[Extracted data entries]
##########

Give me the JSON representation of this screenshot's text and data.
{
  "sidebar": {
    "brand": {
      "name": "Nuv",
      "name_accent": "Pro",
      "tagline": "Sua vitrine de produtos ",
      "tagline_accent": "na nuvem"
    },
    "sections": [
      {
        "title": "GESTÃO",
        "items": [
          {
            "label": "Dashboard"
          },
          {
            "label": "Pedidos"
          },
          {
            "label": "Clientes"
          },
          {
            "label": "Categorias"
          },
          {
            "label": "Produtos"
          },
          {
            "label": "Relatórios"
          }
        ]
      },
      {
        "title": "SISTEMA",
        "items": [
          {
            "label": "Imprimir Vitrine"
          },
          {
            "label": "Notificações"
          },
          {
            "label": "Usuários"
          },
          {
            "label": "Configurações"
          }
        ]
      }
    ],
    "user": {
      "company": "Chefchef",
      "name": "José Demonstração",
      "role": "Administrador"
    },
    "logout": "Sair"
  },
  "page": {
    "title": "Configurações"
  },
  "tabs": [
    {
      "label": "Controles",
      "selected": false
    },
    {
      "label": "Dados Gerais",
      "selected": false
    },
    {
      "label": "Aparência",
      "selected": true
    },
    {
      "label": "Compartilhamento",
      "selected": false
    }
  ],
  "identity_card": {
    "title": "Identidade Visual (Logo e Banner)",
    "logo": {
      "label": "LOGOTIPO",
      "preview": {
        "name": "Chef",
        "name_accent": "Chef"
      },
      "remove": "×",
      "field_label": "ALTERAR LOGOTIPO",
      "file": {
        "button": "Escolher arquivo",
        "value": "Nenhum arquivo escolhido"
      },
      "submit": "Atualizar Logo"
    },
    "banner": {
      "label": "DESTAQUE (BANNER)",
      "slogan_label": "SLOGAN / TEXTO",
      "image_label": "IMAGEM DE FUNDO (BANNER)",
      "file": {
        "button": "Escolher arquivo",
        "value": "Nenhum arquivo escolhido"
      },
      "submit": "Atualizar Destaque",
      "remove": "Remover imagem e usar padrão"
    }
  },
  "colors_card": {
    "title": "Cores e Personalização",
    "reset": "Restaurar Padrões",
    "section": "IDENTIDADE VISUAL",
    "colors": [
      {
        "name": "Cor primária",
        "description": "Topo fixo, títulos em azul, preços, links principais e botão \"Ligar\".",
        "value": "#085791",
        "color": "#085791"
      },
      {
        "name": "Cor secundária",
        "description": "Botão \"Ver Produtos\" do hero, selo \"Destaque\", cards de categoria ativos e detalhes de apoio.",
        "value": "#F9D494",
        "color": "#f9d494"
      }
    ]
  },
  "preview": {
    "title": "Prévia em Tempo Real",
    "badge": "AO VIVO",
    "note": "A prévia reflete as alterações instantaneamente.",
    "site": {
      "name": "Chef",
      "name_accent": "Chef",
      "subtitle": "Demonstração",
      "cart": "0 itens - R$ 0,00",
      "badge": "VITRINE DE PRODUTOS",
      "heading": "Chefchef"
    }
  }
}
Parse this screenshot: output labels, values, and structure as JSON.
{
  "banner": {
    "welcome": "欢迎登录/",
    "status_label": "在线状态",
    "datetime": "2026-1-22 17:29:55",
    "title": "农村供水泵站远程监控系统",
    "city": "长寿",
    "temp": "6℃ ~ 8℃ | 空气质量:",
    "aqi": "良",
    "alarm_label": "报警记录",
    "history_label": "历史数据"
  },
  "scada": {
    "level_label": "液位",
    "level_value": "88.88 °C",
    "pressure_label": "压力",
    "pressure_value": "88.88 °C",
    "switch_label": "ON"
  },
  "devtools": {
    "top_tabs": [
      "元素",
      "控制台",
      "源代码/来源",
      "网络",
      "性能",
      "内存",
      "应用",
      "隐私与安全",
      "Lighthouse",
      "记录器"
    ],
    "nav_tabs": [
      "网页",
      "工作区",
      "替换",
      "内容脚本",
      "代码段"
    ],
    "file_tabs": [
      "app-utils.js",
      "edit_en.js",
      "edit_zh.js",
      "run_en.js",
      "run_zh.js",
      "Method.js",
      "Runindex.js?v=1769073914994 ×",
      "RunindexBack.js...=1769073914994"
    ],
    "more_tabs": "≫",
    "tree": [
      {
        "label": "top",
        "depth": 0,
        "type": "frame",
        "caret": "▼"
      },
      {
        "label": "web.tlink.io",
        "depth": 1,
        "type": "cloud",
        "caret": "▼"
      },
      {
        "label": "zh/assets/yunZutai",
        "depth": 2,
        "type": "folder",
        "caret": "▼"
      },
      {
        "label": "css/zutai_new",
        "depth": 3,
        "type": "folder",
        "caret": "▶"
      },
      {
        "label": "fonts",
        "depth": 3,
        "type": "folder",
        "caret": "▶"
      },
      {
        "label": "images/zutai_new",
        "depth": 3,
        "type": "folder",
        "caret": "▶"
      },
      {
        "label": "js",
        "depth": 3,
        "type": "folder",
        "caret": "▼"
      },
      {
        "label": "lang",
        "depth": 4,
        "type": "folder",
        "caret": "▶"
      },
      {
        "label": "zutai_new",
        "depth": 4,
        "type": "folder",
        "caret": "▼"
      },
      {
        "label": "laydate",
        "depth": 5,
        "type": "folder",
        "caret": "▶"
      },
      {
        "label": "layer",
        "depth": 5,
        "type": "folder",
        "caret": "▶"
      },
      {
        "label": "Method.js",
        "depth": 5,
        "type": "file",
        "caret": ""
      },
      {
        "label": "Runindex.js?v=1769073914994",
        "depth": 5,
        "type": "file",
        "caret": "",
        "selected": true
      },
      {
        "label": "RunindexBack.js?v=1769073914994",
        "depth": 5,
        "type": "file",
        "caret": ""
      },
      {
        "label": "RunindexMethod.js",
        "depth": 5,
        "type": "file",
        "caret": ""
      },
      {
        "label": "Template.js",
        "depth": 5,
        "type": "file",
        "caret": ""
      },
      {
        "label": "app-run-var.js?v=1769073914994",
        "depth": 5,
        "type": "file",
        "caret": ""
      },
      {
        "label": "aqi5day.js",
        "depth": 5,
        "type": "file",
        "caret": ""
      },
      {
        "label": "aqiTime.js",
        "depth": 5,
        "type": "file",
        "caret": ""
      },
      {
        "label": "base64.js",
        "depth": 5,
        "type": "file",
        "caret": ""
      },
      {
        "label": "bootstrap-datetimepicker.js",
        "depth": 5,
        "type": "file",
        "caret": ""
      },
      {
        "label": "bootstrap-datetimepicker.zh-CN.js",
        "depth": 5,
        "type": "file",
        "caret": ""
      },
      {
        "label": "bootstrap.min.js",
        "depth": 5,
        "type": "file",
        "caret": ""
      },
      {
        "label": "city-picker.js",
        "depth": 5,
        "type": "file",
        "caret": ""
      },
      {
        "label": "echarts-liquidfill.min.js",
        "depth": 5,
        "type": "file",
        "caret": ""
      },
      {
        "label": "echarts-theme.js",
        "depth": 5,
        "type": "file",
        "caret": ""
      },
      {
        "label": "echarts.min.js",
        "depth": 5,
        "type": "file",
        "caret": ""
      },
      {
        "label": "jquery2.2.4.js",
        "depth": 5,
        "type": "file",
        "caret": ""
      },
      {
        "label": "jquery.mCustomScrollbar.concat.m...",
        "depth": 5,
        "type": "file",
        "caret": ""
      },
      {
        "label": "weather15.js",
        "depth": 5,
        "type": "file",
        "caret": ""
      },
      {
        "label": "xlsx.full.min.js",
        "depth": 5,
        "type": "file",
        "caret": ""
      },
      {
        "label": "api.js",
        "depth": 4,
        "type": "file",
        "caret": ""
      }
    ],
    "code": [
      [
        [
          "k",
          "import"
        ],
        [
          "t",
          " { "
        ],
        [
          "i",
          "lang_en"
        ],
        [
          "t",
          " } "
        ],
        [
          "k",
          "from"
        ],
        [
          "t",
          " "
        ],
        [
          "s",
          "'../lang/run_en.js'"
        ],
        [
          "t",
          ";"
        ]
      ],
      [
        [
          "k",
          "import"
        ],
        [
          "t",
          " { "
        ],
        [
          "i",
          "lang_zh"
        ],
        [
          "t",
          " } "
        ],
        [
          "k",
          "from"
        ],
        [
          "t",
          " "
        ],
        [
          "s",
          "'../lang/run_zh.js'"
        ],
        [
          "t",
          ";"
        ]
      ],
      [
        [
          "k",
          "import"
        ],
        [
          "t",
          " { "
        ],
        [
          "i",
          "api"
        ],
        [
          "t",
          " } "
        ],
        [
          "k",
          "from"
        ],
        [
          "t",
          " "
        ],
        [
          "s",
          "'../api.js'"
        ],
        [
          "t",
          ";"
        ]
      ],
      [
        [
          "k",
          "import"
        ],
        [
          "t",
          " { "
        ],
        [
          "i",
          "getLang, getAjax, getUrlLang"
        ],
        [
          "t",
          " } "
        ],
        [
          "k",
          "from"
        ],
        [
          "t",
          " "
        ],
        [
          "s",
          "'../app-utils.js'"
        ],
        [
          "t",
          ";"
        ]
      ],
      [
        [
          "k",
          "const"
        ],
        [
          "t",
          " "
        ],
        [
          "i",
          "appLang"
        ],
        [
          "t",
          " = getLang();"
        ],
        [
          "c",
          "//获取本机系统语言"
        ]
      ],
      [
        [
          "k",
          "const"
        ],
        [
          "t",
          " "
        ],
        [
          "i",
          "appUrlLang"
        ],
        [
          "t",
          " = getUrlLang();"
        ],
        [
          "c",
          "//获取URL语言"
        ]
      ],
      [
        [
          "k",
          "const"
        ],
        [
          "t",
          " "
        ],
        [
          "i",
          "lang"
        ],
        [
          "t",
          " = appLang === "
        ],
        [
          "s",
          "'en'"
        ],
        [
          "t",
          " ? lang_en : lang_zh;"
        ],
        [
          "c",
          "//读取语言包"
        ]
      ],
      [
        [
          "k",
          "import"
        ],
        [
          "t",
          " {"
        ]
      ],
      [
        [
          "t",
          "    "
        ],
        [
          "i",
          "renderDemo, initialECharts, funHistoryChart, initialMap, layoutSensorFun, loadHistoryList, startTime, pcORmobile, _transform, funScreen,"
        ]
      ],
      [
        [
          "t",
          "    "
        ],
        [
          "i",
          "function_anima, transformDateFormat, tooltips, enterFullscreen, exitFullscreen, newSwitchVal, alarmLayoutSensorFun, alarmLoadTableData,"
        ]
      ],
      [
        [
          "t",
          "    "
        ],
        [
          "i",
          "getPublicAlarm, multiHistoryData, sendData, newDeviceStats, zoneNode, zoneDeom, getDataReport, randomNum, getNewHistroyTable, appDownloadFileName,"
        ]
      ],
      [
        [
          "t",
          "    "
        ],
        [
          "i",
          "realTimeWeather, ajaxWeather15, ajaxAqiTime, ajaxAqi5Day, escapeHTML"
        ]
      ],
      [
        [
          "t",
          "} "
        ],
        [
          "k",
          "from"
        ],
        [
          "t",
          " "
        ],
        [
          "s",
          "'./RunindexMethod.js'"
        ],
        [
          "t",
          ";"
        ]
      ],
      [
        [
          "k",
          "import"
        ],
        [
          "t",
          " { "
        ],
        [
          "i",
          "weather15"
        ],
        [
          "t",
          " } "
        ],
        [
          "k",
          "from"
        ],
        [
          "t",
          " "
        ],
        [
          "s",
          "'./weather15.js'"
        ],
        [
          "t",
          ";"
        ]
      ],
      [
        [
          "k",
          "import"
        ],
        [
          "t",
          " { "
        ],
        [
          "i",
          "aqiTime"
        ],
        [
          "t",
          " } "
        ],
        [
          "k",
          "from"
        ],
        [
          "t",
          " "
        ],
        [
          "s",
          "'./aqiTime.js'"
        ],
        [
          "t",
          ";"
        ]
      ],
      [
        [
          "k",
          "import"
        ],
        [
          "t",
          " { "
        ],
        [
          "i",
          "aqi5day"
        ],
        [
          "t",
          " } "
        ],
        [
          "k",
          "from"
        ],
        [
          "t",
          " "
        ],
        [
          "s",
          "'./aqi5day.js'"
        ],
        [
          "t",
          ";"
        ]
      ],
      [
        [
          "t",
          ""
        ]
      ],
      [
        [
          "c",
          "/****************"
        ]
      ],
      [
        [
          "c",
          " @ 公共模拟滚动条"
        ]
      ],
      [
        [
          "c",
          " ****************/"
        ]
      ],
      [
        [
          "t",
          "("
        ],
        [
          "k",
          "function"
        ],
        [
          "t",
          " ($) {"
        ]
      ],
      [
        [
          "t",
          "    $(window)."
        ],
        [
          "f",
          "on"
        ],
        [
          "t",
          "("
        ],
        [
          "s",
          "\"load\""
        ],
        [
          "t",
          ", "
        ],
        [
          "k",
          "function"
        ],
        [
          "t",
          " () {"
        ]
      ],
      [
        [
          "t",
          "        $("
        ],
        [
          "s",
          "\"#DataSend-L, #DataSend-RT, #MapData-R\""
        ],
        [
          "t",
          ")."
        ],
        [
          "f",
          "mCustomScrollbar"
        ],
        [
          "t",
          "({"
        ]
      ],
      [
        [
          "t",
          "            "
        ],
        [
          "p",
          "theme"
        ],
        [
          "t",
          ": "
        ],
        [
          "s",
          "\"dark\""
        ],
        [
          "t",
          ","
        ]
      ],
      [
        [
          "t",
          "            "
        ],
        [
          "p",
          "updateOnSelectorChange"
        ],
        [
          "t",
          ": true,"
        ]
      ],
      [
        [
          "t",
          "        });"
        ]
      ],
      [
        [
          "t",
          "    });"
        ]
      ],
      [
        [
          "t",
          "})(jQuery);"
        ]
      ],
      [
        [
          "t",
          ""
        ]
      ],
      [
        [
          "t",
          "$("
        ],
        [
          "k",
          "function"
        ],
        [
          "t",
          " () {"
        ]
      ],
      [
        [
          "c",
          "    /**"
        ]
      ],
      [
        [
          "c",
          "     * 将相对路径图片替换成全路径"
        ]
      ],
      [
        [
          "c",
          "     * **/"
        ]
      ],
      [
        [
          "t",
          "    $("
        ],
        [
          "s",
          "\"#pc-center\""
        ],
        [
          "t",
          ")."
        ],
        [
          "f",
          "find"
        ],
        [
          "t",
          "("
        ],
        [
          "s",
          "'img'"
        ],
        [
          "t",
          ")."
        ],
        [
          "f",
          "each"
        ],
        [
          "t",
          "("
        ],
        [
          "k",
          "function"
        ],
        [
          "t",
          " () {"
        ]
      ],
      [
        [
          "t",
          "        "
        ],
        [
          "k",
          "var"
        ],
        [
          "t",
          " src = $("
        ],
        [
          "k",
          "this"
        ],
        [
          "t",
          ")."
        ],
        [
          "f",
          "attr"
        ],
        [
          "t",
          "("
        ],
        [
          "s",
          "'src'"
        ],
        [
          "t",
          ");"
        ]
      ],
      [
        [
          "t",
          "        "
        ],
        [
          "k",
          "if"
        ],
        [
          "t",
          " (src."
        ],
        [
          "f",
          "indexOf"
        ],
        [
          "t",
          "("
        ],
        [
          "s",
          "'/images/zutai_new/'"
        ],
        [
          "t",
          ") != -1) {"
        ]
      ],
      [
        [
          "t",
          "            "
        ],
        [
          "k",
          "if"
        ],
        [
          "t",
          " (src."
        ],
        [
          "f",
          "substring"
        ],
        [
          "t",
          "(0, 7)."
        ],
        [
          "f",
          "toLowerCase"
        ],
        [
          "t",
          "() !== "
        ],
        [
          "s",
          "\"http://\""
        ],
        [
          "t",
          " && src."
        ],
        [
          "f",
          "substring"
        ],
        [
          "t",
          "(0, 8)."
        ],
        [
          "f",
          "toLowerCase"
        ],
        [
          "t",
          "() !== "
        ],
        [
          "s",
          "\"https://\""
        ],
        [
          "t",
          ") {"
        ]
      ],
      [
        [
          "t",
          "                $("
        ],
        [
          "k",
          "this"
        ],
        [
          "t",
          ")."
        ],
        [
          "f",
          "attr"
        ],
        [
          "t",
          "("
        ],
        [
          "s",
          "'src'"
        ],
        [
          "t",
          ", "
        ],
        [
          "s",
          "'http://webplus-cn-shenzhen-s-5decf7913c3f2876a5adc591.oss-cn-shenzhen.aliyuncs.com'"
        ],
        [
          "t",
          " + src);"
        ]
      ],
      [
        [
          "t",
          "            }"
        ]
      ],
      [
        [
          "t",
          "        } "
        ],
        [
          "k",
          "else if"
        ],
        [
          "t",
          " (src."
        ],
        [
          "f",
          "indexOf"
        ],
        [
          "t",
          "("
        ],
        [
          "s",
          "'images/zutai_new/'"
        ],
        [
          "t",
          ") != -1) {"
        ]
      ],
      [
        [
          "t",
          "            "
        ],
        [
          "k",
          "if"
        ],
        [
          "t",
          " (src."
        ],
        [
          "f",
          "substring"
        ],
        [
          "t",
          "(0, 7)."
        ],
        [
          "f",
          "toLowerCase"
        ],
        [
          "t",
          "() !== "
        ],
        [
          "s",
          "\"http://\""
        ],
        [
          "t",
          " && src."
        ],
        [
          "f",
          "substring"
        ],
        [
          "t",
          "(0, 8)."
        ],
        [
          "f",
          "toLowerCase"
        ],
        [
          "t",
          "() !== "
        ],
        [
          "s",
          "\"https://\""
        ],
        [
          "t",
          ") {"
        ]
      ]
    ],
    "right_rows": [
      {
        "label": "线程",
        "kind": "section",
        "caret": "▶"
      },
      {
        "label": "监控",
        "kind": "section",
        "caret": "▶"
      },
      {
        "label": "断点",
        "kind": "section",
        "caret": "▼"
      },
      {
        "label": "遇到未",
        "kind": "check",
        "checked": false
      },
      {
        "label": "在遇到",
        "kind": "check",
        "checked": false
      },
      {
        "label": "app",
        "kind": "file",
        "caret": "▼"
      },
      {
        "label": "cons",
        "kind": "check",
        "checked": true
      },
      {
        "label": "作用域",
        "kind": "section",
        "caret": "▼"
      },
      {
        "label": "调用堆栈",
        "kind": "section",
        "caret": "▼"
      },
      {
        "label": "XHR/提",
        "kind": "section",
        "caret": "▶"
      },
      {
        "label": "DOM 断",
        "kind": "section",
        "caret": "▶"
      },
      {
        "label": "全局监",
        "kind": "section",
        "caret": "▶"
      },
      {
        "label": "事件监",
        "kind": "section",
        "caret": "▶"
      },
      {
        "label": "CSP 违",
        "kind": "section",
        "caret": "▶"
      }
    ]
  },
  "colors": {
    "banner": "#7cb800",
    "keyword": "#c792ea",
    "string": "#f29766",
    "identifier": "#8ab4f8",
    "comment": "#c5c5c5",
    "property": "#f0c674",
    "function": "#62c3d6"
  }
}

##########

• **WHAT NEEDS TO BE DONE**
Using the listing, collect all lines in which the string "getUrlLang" is found.

• **SOLUTION TO THIS PROBLEM**
          "getLang, getAjax, getUrlLang"
          " = getUrlLang();"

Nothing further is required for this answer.